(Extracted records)
— begin —
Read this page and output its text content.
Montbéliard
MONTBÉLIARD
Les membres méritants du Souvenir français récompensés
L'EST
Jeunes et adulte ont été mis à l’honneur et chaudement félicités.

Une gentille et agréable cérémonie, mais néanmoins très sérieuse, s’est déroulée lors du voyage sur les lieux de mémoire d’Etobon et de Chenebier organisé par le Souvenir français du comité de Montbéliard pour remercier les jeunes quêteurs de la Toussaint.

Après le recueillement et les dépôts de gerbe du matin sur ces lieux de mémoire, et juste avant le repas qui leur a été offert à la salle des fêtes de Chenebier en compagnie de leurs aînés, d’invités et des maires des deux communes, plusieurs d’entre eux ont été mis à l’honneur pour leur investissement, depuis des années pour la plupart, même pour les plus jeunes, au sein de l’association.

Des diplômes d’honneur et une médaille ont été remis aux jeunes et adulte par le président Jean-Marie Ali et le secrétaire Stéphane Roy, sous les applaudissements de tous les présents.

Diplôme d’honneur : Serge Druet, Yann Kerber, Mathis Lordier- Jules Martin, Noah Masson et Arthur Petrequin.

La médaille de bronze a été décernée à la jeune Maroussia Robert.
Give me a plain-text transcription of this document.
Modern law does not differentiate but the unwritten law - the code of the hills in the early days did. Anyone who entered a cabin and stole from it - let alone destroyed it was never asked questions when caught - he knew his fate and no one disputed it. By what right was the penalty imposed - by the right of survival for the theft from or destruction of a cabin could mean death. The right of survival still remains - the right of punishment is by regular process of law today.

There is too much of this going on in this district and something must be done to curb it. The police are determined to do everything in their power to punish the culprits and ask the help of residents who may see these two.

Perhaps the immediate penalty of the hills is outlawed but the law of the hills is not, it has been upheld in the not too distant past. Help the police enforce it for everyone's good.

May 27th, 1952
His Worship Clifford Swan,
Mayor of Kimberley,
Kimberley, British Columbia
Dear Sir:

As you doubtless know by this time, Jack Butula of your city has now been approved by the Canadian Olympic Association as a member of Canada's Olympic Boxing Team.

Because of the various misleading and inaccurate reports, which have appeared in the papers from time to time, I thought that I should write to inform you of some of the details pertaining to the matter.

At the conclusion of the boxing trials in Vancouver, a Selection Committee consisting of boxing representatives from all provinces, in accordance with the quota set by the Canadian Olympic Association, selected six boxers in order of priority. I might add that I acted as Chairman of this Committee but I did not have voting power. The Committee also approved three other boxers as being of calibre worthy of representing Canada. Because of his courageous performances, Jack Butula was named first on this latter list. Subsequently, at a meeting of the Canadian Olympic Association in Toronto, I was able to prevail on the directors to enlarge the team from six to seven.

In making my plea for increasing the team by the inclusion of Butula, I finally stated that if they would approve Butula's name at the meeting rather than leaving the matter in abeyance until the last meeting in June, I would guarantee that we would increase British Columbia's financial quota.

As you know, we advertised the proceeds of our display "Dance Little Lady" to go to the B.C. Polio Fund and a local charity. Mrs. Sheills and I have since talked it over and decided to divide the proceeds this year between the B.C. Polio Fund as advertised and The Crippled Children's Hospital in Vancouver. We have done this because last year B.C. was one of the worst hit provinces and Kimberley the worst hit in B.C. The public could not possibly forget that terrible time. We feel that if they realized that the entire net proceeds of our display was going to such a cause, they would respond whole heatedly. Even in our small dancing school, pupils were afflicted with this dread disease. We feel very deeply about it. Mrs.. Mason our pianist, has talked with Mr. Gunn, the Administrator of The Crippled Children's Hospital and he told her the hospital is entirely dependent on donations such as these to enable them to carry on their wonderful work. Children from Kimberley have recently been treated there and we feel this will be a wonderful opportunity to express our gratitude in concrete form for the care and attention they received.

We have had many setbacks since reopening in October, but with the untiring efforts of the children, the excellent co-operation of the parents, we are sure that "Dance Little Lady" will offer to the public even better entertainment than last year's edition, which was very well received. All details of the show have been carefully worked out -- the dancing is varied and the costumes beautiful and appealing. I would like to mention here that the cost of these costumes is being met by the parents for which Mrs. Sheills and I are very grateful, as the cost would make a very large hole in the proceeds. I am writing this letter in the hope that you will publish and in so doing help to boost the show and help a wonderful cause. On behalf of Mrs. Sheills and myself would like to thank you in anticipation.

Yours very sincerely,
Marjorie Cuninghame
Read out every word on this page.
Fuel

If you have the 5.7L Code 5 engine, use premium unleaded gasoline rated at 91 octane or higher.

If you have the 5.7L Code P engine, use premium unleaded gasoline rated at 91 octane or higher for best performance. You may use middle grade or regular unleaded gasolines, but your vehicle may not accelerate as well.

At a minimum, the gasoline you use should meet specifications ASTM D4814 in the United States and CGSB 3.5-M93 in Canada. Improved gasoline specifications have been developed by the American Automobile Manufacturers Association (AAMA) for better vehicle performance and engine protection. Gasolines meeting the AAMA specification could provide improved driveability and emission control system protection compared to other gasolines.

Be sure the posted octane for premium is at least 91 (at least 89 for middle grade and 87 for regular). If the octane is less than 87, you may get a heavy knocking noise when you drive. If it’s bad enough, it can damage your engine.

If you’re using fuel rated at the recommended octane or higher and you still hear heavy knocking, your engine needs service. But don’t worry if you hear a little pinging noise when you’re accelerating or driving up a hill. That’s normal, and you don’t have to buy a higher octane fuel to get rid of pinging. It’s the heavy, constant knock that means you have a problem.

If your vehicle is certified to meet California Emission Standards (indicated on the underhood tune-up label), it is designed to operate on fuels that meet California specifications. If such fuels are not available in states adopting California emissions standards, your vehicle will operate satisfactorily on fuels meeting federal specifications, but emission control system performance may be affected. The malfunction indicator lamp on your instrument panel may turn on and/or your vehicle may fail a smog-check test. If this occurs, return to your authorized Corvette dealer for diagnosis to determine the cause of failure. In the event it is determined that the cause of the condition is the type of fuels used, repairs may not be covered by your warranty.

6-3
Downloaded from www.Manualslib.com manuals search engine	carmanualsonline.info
— end —
What you should do —
From the data above, pick out each line containing "médaille" and copy it.

Task answer —
Des diplômes d’honneur et une médaille ont été remis aux jeunes et adulte par le président Jean-Marie Ali et le secrétaire Stéphane Roy, sous les applaudissements de tous les présents.
La médaille de bronze a été décernée à la jeune Maroussia Robert.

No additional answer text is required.